■ **PROBLEM REQUIREMENTS**
Repeat the entries below exactly as they appear, with no pictures.

Lines of data
◆ ◆ ◆

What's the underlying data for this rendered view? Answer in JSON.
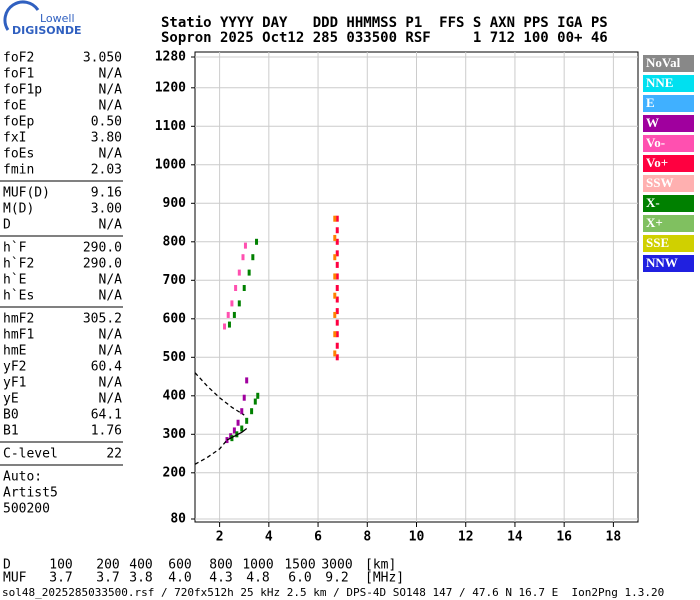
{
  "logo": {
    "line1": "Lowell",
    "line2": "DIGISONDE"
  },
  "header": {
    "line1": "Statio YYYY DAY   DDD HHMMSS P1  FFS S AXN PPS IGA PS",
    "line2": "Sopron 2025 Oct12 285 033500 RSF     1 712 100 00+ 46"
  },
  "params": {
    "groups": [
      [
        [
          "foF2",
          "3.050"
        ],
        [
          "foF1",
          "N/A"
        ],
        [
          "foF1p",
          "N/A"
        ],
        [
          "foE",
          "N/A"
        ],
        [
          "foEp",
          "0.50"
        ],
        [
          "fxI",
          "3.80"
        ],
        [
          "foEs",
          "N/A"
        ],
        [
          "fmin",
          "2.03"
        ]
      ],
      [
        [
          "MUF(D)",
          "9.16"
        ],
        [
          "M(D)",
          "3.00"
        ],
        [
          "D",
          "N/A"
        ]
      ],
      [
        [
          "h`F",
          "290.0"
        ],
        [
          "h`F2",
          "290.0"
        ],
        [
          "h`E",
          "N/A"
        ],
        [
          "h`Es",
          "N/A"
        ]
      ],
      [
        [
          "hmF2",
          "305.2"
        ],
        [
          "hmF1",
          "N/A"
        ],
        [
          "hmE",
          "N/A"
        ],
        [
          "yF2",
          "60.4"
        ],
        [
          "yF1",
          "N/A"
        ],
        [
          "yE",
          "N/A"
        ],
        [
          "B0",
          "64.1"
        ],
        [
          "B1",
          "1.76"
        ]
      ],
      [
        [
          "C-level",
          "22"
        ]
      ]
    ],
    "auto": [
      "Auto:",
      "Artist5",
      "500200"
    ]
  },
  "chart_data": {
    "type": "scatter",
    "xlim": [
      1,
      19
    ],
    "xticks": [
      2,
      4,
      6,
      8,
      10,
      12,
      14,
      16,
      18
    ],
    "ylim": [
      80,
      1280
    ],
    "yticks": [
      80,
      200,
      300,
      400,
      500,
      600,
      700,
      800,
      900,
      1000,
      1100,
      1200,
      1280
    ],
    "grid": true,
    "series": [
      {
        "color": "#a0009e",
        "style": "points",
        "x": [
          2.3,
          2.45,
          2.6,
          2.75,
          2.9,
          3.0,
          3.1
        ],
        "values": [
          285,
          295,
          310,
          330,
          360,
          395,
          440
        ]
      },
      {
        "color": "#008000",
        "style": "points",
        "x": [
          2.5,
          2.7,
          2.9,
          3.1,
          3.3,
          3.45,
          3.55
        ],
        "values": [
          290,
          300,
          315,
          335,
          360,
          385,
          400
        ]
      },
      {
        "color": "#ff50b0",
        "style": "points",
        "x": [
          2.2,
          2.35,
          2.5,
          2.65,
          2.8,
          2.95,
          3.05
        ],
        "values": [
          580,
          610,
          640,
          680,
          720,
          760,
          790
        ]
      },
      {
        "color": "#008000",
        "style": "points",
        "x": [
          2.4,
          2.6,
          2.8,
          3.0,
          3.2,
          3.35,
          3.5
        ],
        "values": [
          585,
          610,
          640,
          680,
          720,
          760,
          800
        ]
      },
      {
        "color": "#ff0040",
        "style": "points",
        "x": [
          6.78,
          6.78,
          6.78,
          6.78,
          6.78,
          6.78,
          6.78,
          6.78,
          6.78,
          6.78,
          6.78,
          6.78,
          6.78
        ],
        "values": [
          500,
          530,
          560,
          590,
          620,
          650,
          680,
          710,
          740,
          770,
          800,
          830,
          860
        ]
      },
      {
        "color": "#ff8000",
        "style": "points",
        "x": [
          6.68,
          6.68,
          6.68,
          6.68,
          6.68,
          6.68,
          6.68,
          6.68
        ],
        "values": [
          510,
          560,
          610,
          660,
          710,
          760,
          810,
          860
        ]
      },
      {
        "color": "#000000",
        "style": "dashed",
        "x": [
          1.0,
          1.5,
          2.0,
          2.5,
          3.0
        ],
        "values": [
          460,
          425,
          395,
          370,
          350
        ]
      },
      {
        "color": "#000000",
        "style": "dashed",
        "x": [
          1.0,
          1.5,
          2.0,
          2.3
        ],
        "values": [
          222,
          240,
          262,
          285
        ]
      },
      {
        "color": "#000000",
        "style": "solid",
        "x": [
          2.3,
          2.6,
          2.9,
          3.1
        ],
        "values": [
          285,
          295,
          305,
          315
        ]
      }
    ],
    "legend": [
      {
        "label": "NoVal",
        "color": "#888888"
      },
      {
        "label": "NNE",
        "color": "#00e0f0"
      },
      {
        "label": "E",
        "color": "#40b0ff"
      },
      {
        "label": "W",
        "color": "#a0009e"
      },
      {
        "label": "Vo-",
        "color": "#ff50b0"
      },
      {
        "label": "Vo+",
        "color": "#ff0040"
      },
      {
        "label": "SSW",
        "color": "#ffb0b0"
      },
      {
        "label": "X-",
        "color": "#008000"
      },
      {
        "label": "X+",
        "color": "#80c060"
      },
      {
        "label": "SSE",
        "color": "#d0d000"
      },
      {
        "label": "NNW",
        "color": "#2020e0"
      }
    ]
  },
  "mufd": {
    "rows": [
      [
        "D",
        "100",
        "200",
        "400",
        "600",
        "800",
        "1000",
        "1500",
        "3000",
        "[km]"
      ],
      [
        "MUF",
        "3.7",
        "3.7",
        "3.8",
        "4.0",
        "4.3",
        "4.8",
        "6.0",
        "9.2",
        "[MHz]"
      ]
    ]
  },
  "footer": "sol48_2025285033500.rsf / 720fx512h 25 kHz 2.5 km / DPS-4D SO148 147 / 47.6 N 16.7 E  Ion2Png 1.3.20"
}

◆ ◆ ◆

■ **RESULT FOR THIS EXERCISE**
What's the underlying data for this rendered view? Answer in JSON.
{
  "logo": {
    "line1": "Lowell",
    "line2": "DIGISONDE"
  },
  "header": {
    "line1": "Statio YYYY DAY   DDD HHMMSS P1  FFS S AXN PPS IGA PS",
    "line2": "Sopron 2025 Oct12 285 033500 RSF     1 712 100 00+ 46"
  },
  "params": {
    "groups": [
      [
        [
          "foF2",
          "3.050"
        ],
        [
          "foF1",
          "N/A"
        ],
        [
          "foF1p",
          "N/A"
        ],
        [
          "foE",
          "N/A"
        ],
        [
          "foEp",
          "0.50"
        ],
        [
          "fxI",
          "3.80"
        ],
        [
          "foEs",
          "N/A"
        ],
        [
          "fmin",
          "2.03"
        ]
      ],
      [
        [
          "MUF(D)",
          "9.16"
        ],
        [
          "M(D)",
          "3.00"
        ],
        [
          "D",
          "N/A"
        ]
      ],
      [
        [
          "h`F",
          "290.0"
        ],
        [
          "h`F2",
          "290.0"
        ],
        [
          "h`E",
          "N/A"
        ],
        [
          "h`Es",
          "N/A"
        ]
      ],
      [
        [
          "hmF2",
          "305.2"
        ],
        [
          "hmF1",
          "N/A"
        ],
        [
          "hmE",
          "N/A"
        ],
        [
          "yF2",
          "60.4"
        ],
        [
          "yF1",
          "N/A"
        ],
        [
          "yE",
          "N/A"
        ],
        [
          "B0",
          "64.1"
        ],
        [
          "B1",
          "1.76"
        ]
      ],
      [
        [
          "C-level",
          "22"
        ]
      ]
    ],
    "auto": [
      "Auto:",
      "Artist5",
      "500200"
    ]
  },
  "chart_data": {
    "type": "scatter",
    "xlim": [
      1,
      19
    ],
    "xticks": [
      2,
      4,
      6,
      8,
      10,
      12,
      14,
      16,
      18
    ],
    "ylim": [
      80,
      1280
    ],
    "yticks": [
      80,
      200,
      300,
      400,
      500,
      600,
      700,
      800,
      900,
      1000,
      1100,
      1200,
      1280
    ],
    "grid": true,
    "series": [
      {
        "color": "#a0009e",
        "style": "points",
        "x": [
          2.3,
          2.45,
          2.6,
          2.75,
          2.9,
          3.0,
          3.1
        ],
        "values": [
          285,
          295,
          310,
          330,
          360,
          395,
          440
        ]
      },
      {
        "color": "#008000",
        "style": "points",
        "x": [
          2.5,
          2.7,
          2.9,
          3.1,
          3.3,
          3.45,
          3.55
        ],
        "values": [
          290,
          300,
          315,
          335,
          360,
          385,
          400
        ]
      },
      {
        "color": "#ff50b0",
        "style": "points",
        "x": [
          2.2,
          2.35,
          2.5,
          2.65,
          2.8,
          2.95,
          3.05
        ],
        "values": [
          580,
          610,
          640,
          680,
          720,
          760,
          790
        ]
      },
      {
        "color": "#008000",
        "style": "points",
        "x": [
          2.4,
          2.6,
          2.8,
          3.0,
          3.2,
          3.35,
          3.5
        ],
        "values": [
          585,
          610,
          640,
          680,
          720,
          760,
          800
        ]
      },
      {
        "color": "#ff0040",
        "style": "points",
        "x": [
          6.78,
          6.78,
          6.78,
          6.78,
          6.78,
          6.78,
          6.78,
          6.78,
          6.78,
          6.78,
          6.78,
          6.78,
          6.78
        ],
        "values": [
          500,
          530,
          560,
          590,
          620,
          650,
          680,
          710,
          740,
          770,
          800,
          830,
          860
        ]
      },
      {
        "color": "#ff8000",
        "style": "points",
        "x": [
          6.68,
          6.68,
          6.68,
          6.68,
          6.68,
          6.68,
          6.68,
          6.68
        ],
        "values": [
          510,
          560,
          610,
          660,
          710,
          760,
          810,
          860
        ]
      },
      {
        "color": "#000000",
        "style": "dashed",
        "x": [
          1.0,
          1.5,
          2.0,
          2.5,
          3.0
        ],
        "values": [
          460,
          425,
          395,
          370,
          350
        ]
      },
      {
        "color": "#000000",
        "style": "dashed",
        "x": [
          1.0,
          1.5,
          2.0,
          2.3
        ],
        "values": [
          222,
          240,
          262,
          285
        ]
      },
      {
        "color": "#000000",
        "style": "solid",
        "x": [
          2.3,
          2.6,
          2.9,
          3.1
        ],
        "values": [
          285,
          295,
          305,
          315
        ]
      }
    ],
    "legend": [
      {
        "label": "NoVal",
        "color": "#888888"
      },
      {
        "label": "NNE",
        "color": "#00e0f0"
      },
      {
        "label": "E",
        "color": "#40b0ff"
      },
      {
        "label": "W",
        "color": "#a0009e"
      },
      {
        "label": "Vo-",
        "color": "#ff50b0"
      },
      {
        "label": "Vo+",
        "color": "#ff0040"
      },
      {
        "label": "SSW",
        "color": "#ffb0b0"
      },
      {
        "label": "X-",
        "color": "#008000"
      },
      {
        "label": "X+",
        "color": "#80c060"
      },
      {
        "label": "SSE",
        "color": "#d0d000"
      },
      {
        "label": "NNW",
        "color": "#2020e0"
      }
    ]
  },
  "mufd": {
    "rows": [
      [
        "D",
        "100",
        "200",
        "400",
        "600",
        "800",
        "1000",
        "1500",
        "3000",
        "[km]"
      ],
      [
        "MUF",
        "3.7",
        "3.7",
        "3.8",
        "4.0",
        "4.3",
        "4.8",
        "6.0",
        "9.2",
        "[MHz]"
      ]
    ]
  },
  "footer": "sol48_2025285033500.rsf / 720fx512h 25 kHz 2.5 km / DPS-4D SO148 147 / 47.6 N 16.7 E  Ion2Png 1.3.20"
}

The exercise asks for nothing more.